### What to work on
Print the data exactly as it is given, please.

Data records:
■ ■ ■ ■ ■

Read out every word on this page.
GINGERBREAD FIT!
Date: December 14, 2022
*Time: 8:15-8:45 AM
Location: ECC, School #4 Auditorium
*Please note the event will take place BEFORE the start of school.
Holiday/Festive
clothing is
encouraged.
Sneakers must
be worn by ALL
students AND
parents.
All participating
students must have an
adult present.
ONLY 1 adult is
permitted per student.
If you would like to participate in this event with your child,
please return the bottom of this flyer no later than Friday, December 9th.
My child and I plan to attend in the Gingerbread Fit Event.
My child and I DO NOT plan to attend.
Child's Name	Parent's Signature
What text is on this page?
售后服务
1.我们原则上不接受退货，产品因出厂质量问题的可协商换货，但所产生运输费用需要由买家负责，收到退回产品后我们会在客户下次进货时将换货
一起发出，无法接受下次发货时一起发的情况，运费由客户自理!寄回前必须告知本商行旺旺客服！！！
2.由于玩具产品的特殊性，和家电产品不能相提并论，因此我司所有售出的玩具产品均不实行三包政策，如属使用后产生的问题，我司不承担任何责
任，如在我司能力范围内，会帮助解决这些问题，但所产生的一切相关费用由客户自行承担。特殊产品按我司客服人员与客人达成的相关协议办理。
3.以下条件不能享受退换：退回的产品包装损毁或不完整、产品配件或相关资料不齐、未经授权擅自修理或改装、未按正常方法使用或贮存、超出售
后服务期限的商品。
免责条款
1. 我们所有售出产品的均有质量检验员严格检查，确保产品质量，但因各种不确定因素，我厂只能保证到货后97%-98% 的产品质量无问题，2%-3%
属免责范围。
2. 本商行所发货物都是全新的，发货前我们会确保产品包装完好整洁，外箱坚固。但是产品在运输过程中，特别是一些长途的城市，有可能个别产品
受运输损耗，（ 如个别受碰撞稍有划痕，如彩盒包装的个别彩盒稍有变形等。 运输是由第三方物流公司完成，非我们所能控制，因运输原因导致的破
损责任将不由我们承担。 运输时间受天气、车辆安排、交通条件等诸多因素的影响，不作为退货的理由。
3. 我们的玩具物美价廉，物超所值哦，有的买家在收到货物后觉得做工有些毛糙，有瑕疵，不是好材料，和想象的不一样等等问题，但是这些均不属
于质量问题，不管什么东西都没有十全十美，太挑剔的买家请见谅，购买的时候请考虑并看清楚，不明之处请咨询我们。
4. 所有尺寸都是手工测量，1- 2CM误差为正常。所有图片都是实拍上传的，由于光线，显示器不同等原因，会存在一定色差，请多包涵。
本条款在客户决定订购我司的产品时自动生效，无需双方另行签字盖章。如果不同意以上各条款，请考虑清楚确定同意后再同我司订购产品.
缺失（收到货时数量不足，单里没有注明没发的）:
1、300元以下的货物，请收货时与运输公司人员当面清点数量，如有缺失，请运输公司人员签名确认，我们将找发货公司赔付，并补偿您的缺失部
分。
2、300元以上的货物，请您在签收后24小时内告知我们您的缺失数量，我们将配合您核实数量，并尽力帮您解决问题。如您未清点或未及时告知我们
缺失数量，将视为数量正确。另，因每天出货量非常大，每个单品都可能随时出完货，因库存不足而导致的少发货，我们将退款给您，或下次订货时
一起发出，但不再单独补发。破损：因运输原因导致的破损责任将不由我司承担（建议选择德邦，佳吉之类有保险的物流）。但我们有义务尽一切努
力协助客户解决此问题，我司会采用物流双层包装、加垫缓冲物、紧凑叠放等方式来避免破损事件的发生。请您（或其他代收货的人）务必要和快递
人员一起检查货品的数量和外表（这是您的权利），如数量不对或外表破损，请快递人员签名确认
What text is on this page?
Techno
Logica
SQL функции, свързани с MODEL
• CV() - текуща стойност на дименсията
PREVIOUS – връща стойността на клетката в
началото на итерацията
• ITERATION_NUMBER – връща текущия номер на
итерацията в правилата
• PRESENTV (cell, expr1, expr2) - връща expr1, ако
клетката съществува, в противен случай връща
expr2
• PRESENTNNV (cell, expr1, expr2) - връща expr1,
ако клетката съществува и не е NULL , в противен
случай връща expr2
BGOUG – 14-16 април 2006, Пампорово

■ ■ ■ ■ ■

### Reply to the exercise
Read out every word on this page.
GINGERBREAD FIT!
Date: December 14, 2022
*Time: 8:15-8:45 AM
Location: ECC, School #4 Auditorium
*Please note the event will take place BEFORE the start of school.
Holiday/Festive
clothing is
encouraged.
Sneakers must
be worn by ALL
students AND
parents.
All participating
students must have an
adult present.
ONLY 1 adult is
permitted per student.
If you would like to participate in this event with your child,
please return the bottom of this flyer no later than Friday, December 9th.
My child and I plan to attend in the Gingerbread Fit Event.
My child and I DO NOT plan to attend.
Child's Name	Parent's Signature
What text is on this page?
售后服务
1.我们原则上不接受退货，产品因出厂质量问题的可协商换货，但所产生运输费用需要由买家负责，收到退回产品后我们会在客户下次进货时将换货
一起发出，无法接受下次发货时一起发的情况，运费由客户自理!寄回前必须告知本商行旺旺客服！！！
2.由于玩具产品的特殊性，和家电产品不能相提并论，因此我司所有售出的玩具产品均不实行三包政策，如属使用后产生的问题，我司不承担任何责
任，如在我司能力范围内，会帮助解决这些问题，但所产生的一切相关费用由客户自行承担。特殊产品按我司客服人员与客人达成的相关协议办理。
3.以下条件不能享受退换：退回的产品包装损毁或不完整、产品配件或相关资料不齐、未经授权擅自修理或改装、未按正常方法使用或贮存、超出售
后服务期限的商品。
免责条款
1. 我们所有售出产品的均有质量检验员严格检查，确保产品质量，但因各种不确定因素，我厂只能保证到货后97%-98% 的产品质量无问题，2%-3%
属免责范围。
2. 本商行所发货物都是全新的，发货前我们会确保产品包装完好整洁，外箱坚固。但是产品在运输过程中，特别是一些长途的城市，有可能个别产品
受运输损耗，（ 如个别受碰撞稍有划痕，如彩盒包装的个别彩盒稍有变形等。 运输是由第三方物流公司完成，非我们所能控制，因运输原因导致的破
损责任将不由我们承担。 运输时间受天气、车辆安排、交通条件等诸多因素的影响，不作为退货的理由。
3. 我们的玩具物美价廉，物超所值哦，有的买家在收到货物后觉得做工有些毛糙，有瑕疵，不是好材料，和想象的不一样等等问题，但是这些均不属
于质量问题，不管什么东西都没有十全十美，太挑剔的买家请见谅，购买的时候请考虑并看清楚，不明之处请咨询我们。
4. 所有尺寸都是手工测量，1- 2CM误差为正常。所有图片都是实拍上传的，由于光线，显示器不同等原因，会存在一定色差，请多包涵。
本条款在客户决定订购我司的产品时自动生效，无需双方另行签字盖章。如果不同意以上各条款，请考虑清楚确定同意后再同我司订购产品.
缺失（收到货时数量不足，单里没有注明没发的）:
1、300元以下的货物，请收货时与运输公司人员当面清点数量，如有缺失，请运输公司人员签名确认，我们将找发货公司赔付，并补偿您的缺失部
分。
2、300元以上的货物，请您在签收后24小时内告知我们您的缺失数量，我们将配合您核实数量，并尽力帮您解决问题。如您未清点或未及时告知我们
缺失数量，将视为数量正确。另，因每天出货量非常大，每个单品都可能随时出完货，因库存不足而导致的少发货，我们将退款给您，或下次订货时
一起发出，但不再单独补发。破损：因运输原因导致的破损责任将不由我司承担（建议选择德邦，佳吉之类有保险的物流）。但我们有义务尽一切努
力协助客户解决此问题，我司会采用物流双层包装、加垫缓冲物、紧凑叠放等方式来避免破损事件的发生。请您（或其他代收货的人）务必要和快递
人员一起检查货品的数量和外表（这是您的权利），如数量不对或外表破损，请快递人员签名确认
What text is on this page?
Techno
Logica
SQL функции, свързани с MODEL
• CV() - текуща стойност на дименсията
PREVIOUS – връща стойността на клетката в
началото на итерацията
• ITERATION_NUMBER – връща текущия номер на
итерацията в правилата
• PRESENTV (cell, expr1, expr2) - връща expr1, ако
клетката съществува, в противен случай връща
expr2
• PRESENTNNV (cell, expr1, expr2) - връща expr1,
ако клетката съществува и не е NULL , в противен
случай връща expr2
BGOUG – 14-16 април 2006, Пампорово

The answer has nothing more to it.